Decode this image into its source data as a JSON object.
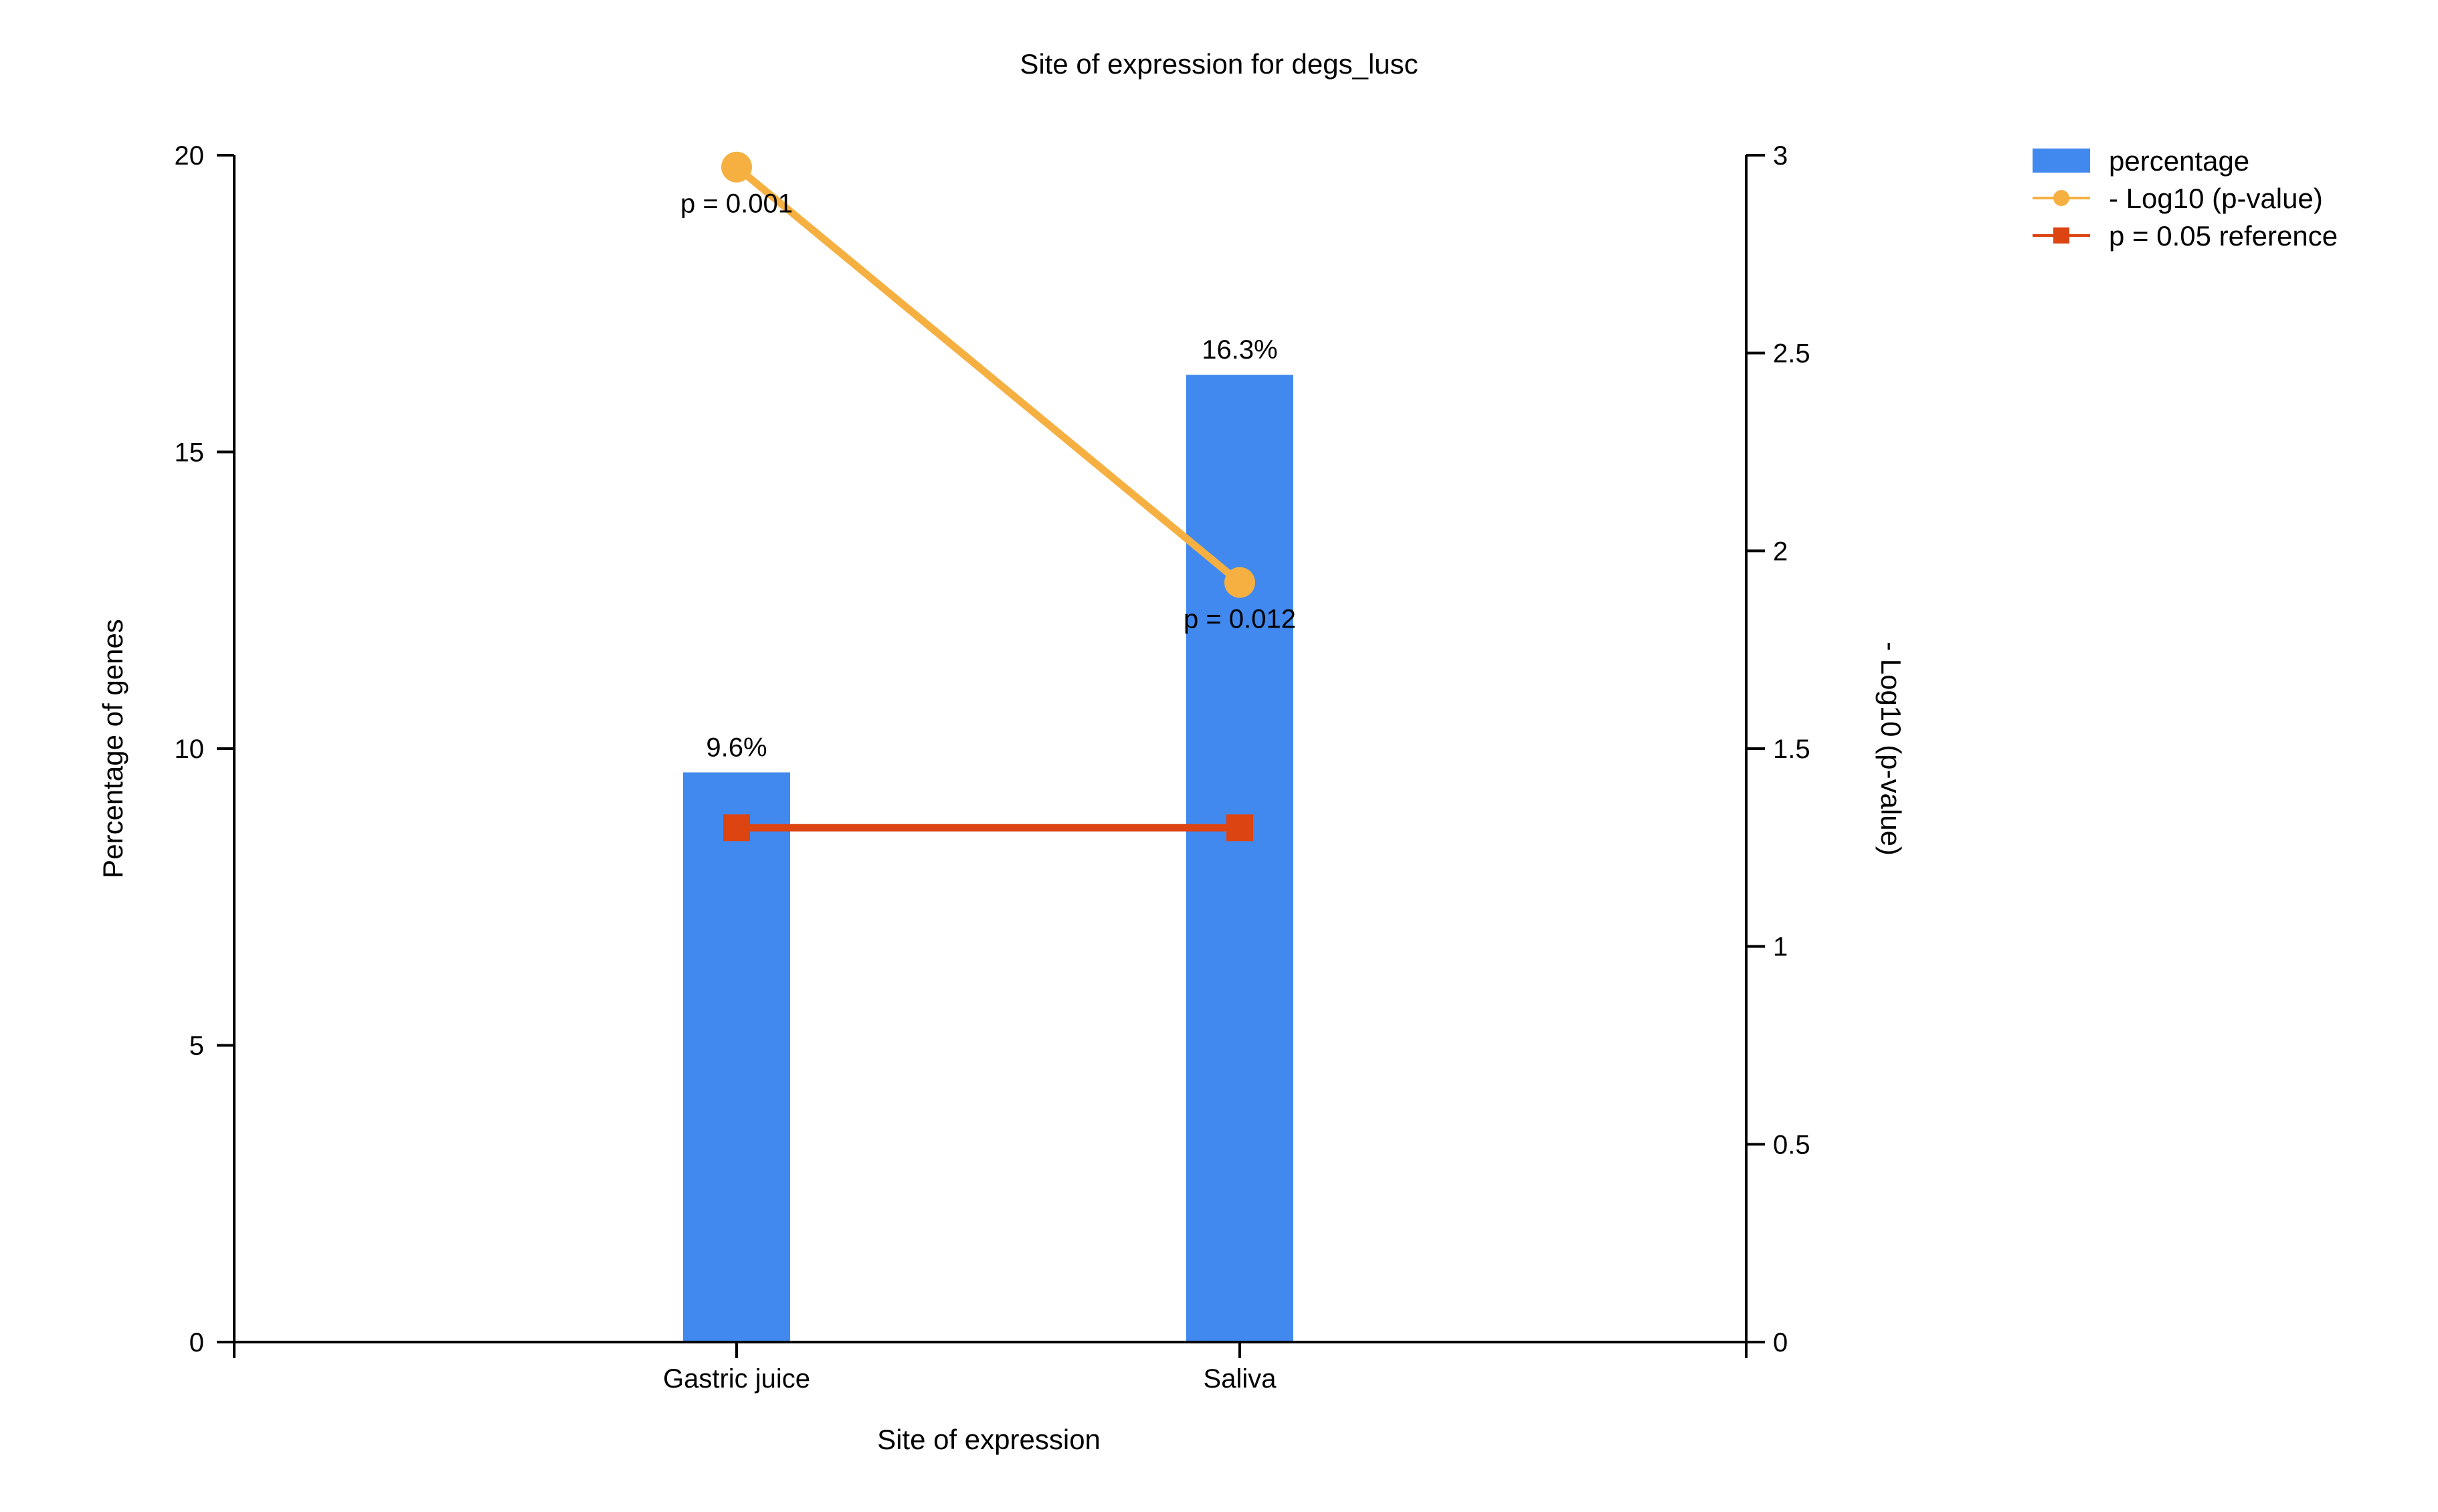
{
  "chart_data": {
    "type": "bar",
    "title": "Site of expression for degs_lusc",
    "xlabel": "Site of expression",
    "ylabel": "Percentage of genes",
    "y2label": "- Log10 (p-value)",
    "categories": [
      "Gastric juice",
      "Saliva"
    ],
    "ylim": [
      0,
      20
    ],
    "y2lim": [
      0,
      3
    ],
    "yticks": [
      "0",
      "5",
      "10",
      "15",
      "20"
    ],
    "y2ticks": [
      "0",
      "0.5",
      "1",
      "1.5",
      "2",
      "2.5",
      "3"
    ],
    "grid": false,
    "legend_position": "top-right",
    "series": [
      {
        "name": "percentage",
        "type": "bar",
        "axis": "left",
        "color": "#4189ee",
        "values": [
          9.6,
          16.3
        ],
        "labels": [
          "9.6%",
          "16.3%"
        ]
      },
      {
        "name": "- Log10 (p-value)",
        "type": "line",
        "axis": "right",
        "marker": "circle",
        "color": "#f5b041",
        "values": [
          2.97,
          1.92
        ],
        "labels": [
          "p = 0.001",
          "p = 0.012"
        ]
      },
      {
        "name": "p = 0.05 reference",
        "type": "line",
        "axis": "right",
        "marker": "square",
        "color": "#dc4412",
        "values": [
          1.3,
          1.3
        ]
      }
    ]
  }
}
........
■ REQUIRED ACTION
Retype the listing exactly. Skip every picture.

■ RESPONSE AREA
Decode this image into its source data as a JSON object.
{
  "chart_data": {
    "type": "bar",
    "title": "Site of expression for degs_lusc",
    "xlabel": "Site of expression",
    "ylabel": "Percentage of genes",
    "y2label": "- Log10 (p-value)",
    "categories": [
      "Gastric juice",
      "Saliva"
    ],
    "ylim": [
      0,
      20
    ],
    "y2lim": [
      0,
      3
    ],
    "yticks": [
      "0",
      "5",
      "10",
      "15",
      "20"
    ],
    "y2ticks": [
      "0",
      "0.5",
      "1",
      "1.5",
      "2",
      "2.5",
      "3"
    ],
    "grid": false,
    "legend_position": "top-right",
    "series": [
      {
        "name": "percentage",
        "type": "bar",
        "axis": "left",
        "color": "#4189ee",
        "values": [
          9.6,
          16.3
        ],
        "labels": [
          "9.6%",
          "16.3%"
        ]
      },
      {
        "name": "- Log10 (p-value)",
        "type": "line",
        "axis": "right",
        "marker": "circle",
        "color": "#f5b041",
        "values": [
          2.97,
          1.92
        ],
        "labels": [
          "p = 0.001",
          "p = 0.012"
        ]
      },
      {
        "name": "p = 0.05 reference",
        "type": "line",
        "axis": "right",
        "marker": "square",
        "color": "#dc4412",
        "values": [
          1.3,
          1.3
        ]
      }
    ]
  }
}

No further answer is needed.